What we are seeing is a still very young, very established future Hall of Famer going through the sometimes arduous process of trying to get better. Every player that goes through it deals with it differently, and there is no right way. Point is, he’s trending upwards again, and it’s only a matter of time before he starts winning. Jordan Spieth in top form is great for the game, on all fronts.

I have always appreciated Jordan’s relationship to his golf clubs. His bag, compared to most, has changed very little during his career. He’s like Tiger in that regard—his setup is a fixed point of reference that he works off of not the other way around. In simple terms, Jordan elects to not find it through drastic equipment changes, he prefers to leave the constants alone and adjust elsewhere—I wish I could do that.

The lifelong allegiance to Titleist is also something I find interesting. The argument could be made that he is indeed the poster child for the Titleist brand. AJGA, USGA, college, PGA Tour all the way through with Titleist golf clubs and ball.

So what’s it like working with him? For a player who tends to prefer simplicity, how hard is it to keep it simple? The two men that can answer that better than anyone are Titleist tour rep J.J. VanWeezenbeck and Vokey Wedge rep Aaron Dill.

JW: In regards to the fitting/testing process with Jordan, can you walk me through what it’s like and what steps are taken to ultimately get something in his bag?

JJ: It’s a teamwork event. We will normally travel to Dallas and schedule time with Jordan and Cameron McCormick. We always want to match Jordan’s preferred look and performance window, but also involve Cameron heavily to make sure the product is enhancing the swing feels he is trying to create.

AD: Working with Jordan from the beginning has been very simple. While the work can be challenging, the directive is clear, and we know what we need to do because Jordan shares insight into exactly what he wishes to get. The technical parts of Jordan’s game are very good, so when we are testing and working on wedges, the flights, spins, and trajectories are very consistent. Spotting issues is something that doesn’t take much time, and we are able to make adjustments quickly to create positive results.

JW: He is currently in an older 3-wood and hybrid. Why hasn’t he transitioned into a newer model? Can you give us some context on what the testing was around those two parts specifically?

JJ: Jordan has played a TS2 3-wood in competition a few times. A lot of the great that TS2 brings to the table is some of what caused the issue for Jordan. His first event with it he hit it twice on second shots into a par 5, both times he flagged it and both times it went just over the green. So all the ball speed that has been added to the new TS fairways is a great thing for you and myself, but we have some more work to do with Jordan on getting him the exact distance he wants with that club. We are always working on ways to get him the look, feel, and flight he wants with all his clubs.

= MATERIAL PROVIDED =
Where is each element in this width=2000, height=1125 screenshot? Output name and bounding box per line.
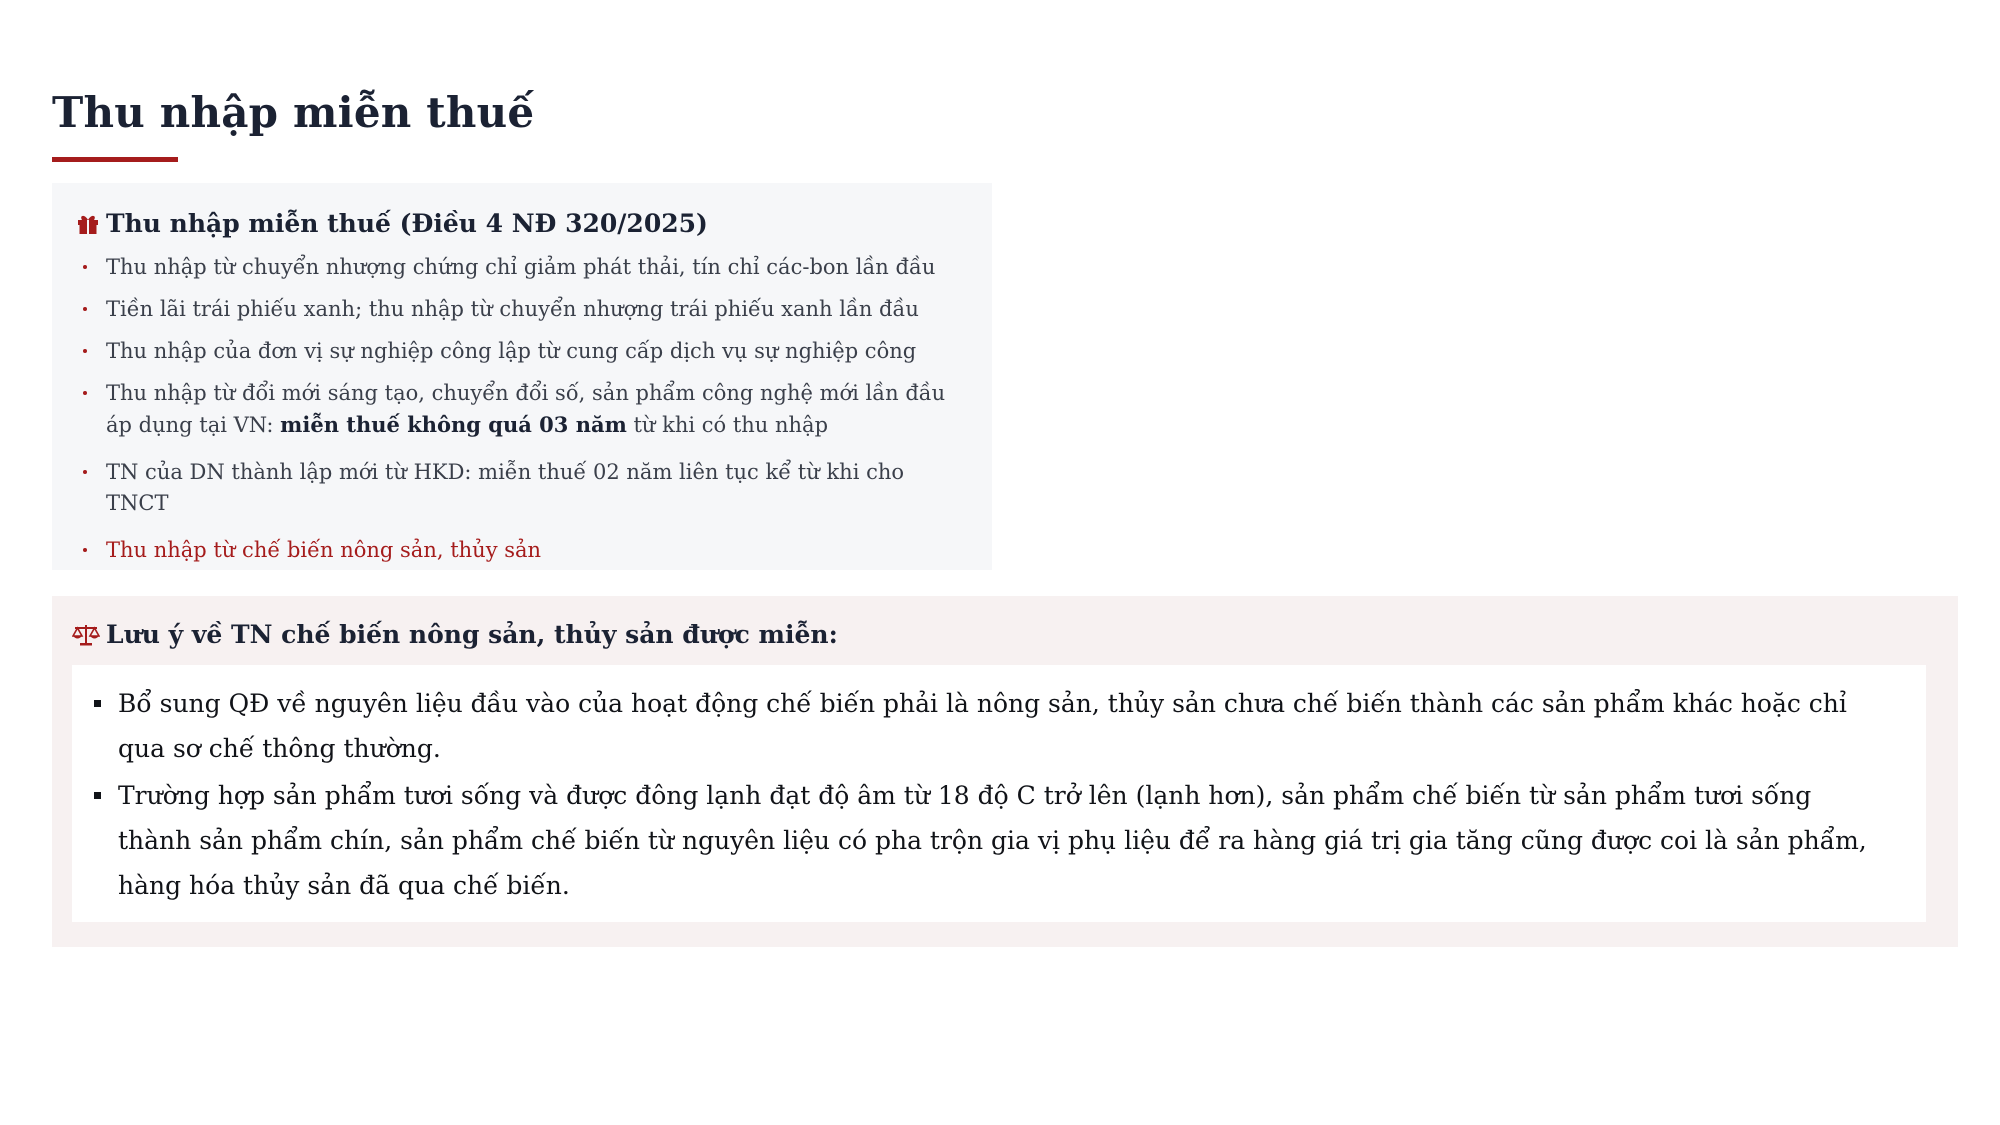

= INSTRUCTIONS =
- 1) Please reproduce the Jordan Spieth equipment piece word for word from "So what’s it" up to and including "trying to create.".
- 2) Translate this sentence from the Jordan Spieth equipment piece into Spanish: "The lifelong allegiance to Titleist is also something I find interesting."
- 3) List every person the Jordan Spieth equipment piece mentions by name.
The material was taken from a different source.

= SOLUTIONS IN ORDER =
- 1)
So what’s it like working with him? For a player who tends to prefer simplicity, how hard is it to keep it simple? The two men that can answer that better than anyone are Titleist tour rep J.J. VanWeezenbeck and Vokey Wedge rep Aaron Dill.

JW: In regards to the fitting/testing process with Jordan, can you walk me through what it’s like and what steps are taken to ultimately get something in his bag?

JJ: It’s a teamwork event. We will normally travel to Dallas and schedule time with Jordan and Cameron McCormick. We always want to match Jordan’s preferred look and performance window, but also involve Cameron heavily to make sure the product is enhancing the swing feels he is trying to create.

- 2) La lealtad de toda la vida a Titleist también es algo que me parece interesante.

- 3)
Jordan Spieth
Tiger
J.J. VanWeezenbeck
Aaron Dill
Cameron McCormick